Problem description
Using the records provided below, locate and copy each line that contains the word "label".

begin

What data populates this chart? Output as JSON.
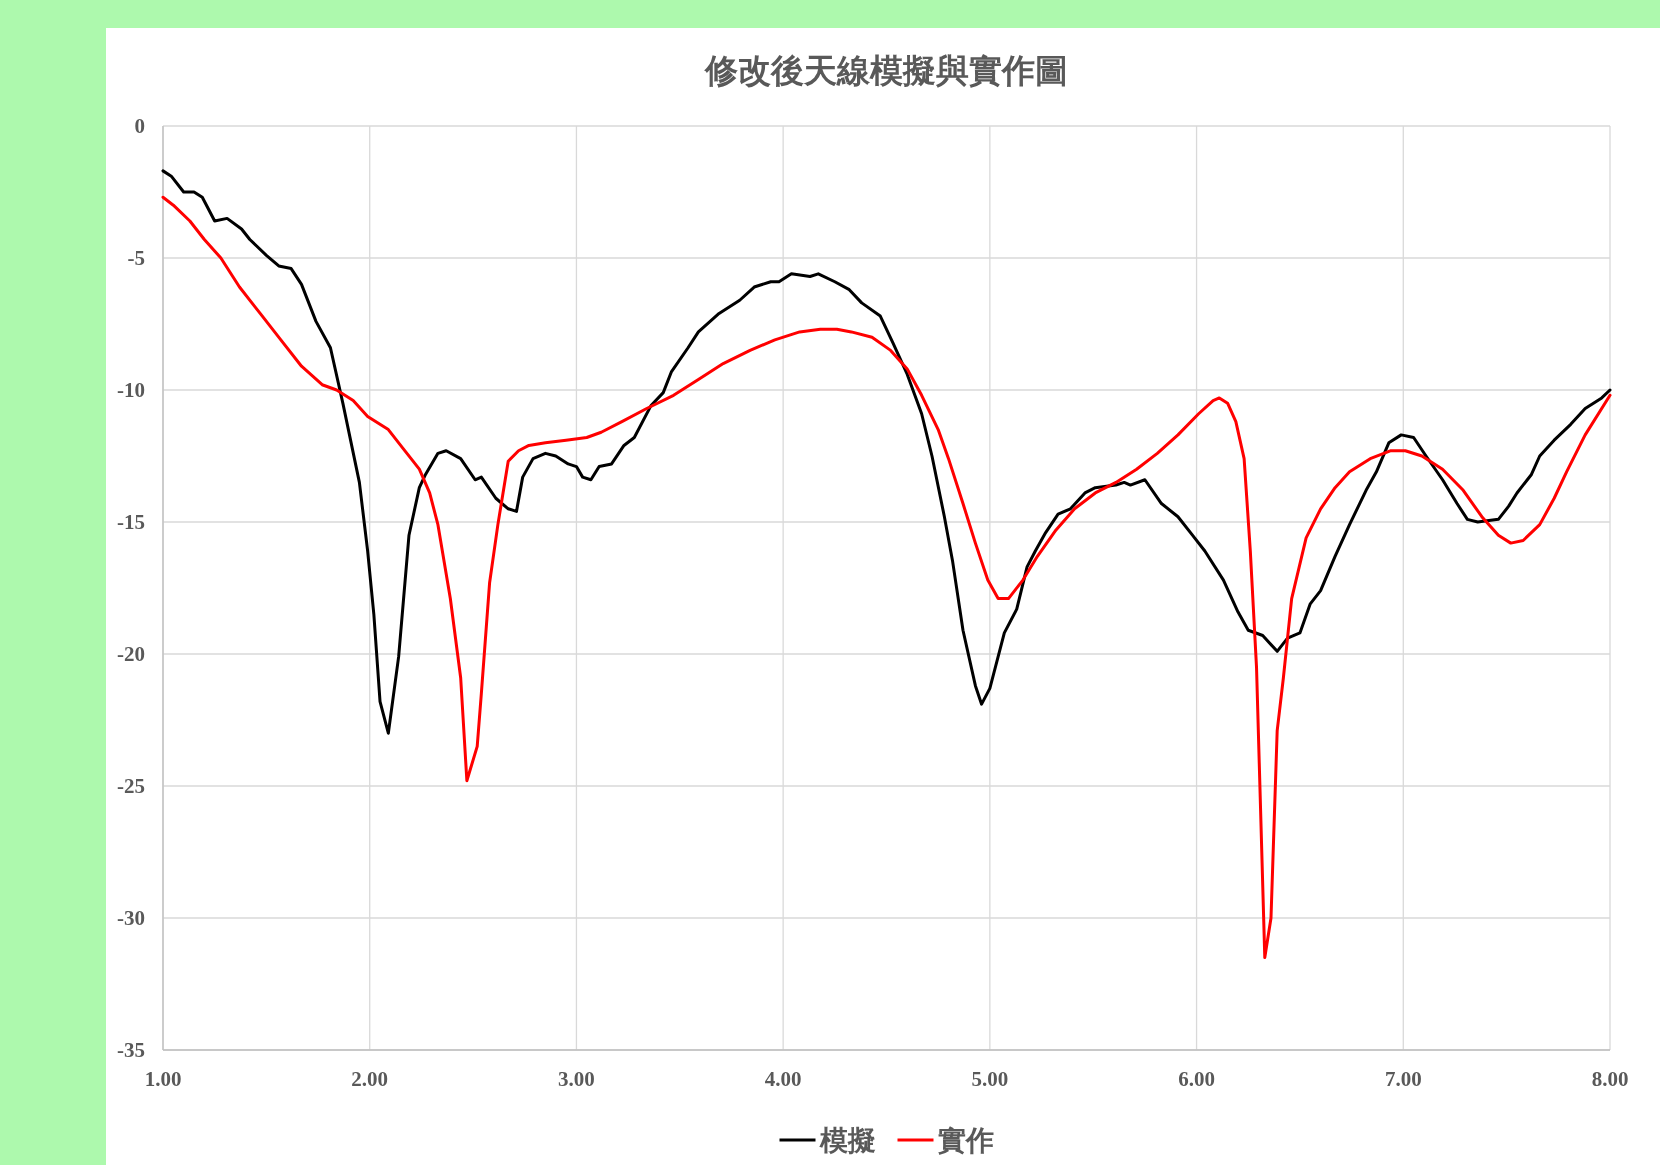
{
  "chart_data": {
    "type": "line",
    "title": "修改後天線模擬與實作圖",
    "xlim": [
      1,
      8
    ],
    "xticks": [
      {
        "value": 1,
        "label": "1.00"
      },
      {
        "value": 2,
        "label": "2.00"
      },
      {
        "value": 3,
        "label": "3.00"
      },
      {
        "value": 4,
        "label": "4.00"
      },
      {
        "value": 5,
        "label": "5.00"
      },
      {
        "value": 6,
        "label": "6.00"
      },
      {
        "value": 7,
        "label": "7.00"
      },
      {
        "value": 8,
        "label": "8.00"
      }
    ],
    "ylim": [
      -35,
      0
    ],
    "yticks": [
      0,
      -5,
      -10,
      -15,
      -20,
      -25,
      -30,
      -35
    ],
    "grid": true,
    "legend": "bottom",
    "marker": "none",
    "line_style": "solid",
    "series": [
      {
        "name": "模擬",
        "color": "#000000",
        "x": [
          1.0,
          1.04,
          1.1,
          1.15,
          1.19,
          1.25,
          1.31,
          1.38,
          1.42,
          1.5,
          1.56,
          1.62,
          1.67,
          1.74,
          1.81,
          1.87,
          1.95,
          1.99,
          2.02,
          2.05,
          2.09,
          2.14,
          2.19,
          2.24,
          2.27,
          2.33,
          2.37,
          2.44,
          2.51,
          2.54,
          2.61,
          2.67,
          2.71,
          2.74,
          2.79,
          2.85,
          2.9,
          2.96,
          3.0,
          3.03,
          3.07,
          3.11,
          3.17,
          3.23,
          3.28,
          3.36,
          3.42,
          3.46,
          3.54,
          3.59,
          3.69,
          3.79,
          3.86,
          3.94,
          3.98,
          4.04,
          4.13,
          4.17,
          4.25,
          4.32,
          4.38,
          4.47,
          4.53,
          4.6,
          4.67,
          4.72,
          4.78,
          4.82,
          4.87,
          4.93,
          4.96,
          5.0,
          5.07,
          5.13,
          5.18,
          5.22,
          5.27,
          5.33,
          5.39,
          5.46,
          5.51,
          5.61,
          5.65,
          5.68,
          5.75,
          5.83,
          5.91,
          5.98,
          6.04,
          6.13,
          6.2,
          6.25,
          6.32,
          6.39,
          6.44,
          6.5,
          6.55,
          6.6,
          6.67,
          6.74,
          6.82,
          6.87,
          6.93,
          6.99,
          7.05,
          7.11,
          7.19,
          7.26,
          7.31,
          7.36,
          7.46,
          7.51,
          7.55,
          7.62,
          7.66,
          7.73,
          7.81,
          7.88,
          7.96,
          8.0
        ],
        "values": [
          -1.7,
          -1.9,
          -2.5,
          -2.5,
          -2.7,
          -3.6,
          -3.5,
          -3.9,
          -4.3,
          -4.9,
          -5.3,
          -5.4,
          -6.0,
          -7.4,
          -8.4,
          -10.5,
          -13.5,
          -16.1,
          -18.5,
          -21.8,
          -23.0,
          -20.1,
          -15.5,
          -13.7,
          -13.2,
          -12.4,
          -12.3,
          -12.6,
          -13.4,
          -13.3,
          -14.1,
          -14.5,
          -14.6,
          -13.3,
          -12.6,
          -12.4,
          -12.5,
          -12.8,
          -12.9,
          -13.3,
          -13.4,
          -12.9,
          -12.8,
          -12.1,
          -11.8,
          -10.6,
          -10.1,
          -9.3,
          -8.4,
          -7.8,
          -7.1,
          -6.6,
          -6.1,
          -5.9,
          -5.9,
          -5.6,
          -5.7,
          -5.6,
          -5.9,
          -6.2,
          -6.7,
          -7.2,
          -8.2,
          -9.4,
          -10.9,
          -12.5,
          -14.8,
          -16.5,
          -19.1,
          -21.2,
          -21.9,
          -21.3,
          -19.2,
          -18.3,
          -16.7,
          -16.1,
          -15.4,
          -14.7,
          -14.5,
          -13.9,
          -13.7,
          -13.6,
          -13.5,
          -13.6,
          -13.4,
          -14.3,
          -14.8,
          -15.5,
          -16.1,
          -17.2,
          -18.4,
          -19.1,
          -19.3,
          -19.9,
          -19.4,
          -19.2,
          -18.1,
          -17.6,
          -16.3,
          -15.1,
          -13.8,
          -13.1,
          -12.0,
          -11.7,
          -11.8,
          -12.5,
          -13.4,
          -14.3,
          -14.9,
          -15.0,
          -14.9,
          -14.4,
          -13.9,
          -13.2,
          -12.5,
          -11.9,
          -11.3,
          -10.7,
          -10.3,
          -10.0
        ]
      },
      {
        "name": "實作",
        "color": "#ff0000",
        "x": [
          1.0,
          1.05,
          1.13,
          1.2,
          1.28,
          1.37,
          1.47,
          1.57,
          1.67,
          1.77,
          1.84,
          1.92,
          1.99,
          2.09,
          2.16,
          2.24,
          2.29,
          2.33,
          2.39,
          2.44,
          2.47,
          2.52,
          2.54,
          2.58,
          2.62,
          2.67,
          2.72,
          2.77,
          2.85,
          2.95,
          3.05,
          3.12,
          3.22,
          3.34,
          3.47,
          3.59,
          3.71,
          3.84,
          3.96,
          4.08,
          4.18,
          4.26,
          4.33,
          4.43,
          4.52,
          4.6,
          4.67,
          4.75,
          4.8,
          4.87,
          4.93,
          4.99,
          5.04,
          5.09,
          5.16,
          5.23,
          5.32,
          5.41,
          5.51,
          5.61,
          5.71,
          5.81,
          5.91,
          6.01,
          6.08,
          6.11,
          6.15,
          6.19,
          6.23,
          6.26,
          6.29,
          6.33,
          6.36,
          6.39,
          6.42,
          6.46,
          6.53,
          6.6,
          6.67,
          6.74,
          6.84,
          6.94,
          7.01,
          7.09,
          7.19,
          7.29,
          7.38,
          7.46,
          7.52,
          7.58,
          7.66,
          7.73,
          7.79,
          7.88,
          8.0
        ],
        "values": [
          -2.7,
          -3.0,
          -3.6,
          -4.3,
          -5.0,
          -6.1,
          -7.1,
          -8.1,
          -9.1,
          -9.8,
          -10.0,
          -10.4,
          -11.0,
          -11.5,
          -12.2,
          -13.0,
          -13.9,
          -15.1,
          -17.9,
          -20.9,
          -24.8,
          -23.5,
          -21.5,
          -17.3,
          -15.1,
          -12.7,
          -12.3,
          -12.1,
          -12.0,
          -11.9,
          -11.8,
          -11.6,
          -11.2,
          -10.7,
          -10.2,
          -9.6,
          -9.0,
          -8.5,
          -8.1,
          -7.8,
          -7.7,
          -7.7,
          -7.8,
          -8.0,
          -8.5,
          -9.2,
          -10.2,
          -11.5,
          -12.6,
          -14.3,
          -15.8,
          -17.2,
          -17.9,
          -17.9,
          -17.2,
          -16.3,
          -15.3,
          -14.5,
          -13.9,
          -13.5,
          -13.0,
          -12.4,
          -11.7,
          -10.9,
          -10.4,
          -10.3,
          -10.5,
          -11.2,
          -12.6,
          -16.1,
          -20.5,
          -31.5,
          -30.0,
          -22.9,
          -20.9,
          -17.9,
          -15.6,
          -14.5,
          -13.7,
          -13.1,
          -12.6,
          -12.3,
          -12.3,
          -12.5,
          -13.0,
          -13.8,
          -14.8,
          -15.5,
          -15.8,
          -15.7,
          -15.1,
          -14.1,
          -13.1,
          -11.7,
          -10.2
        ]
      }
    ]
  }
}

end

Task answer
        "label": "1.00"
        "label": "2.00"
        "label": "3.00"
        "label": "4.00"
        "label": "5.00"
        "label": "6.00"
        "label": "7.00"
        "label": "8.00"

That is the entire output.